● EXERCISE GOAL: Extract every line that includes the string "series".

Entries with figure data:

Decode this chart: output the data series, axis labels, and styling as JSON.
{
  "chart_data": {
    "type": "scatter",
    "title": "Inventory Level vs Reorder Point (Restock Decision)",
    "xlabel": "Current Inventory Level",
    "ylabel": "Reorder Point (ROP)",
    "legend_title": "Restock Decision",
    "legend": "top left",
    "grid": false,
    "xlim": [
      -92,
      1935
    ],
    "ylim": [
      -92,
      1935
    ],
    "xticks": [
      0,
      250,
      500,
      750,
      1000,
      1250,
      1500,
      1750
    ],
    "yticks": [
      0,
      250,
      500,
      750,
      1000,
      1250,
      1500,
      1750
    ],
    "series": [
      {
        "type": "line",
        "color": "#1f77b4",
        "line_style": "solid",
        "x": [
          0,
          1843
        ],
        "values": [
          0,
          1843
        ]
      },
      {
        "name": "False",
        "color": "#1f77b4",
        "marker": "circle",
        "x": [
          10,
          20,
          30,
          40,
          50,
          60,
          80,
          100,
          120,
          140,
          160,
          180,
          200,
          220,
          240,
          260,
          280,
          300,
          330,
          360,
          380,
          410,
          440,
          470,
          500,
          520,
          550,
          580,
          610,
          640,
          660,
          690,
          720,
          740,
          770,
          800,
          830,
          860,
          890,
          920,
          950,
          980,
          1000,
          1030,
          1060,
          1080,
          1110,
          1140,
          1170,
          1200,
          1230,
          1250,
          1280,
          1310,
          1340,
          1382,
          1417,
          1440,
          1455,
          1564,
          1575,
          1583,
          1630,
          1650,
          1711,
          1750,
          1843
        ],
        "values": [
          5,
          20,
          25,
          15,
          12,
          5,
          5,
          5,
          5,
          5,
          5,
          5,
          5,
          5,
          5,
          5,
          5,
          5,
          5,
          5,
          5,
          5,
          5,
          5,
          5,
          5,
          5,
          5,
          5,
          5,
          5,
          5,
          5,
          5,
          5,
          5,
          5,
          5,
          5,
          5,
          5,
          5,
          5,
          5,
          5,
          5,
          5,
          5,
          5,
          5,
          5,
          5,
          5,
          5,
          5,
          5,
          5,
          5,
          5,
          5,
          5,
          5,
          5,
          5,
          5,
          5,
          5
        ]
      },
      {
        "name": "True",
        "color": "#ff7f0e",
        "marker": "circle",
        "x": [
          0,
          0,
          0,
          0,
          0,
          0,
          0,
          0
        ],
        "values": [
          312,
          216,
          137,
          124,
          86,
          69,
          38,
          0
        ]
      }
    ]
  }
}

● RESPONSE TO THE EXERCISE:
Decode this chart: output the data series, axis labels, and styling as JSON.
    "series": [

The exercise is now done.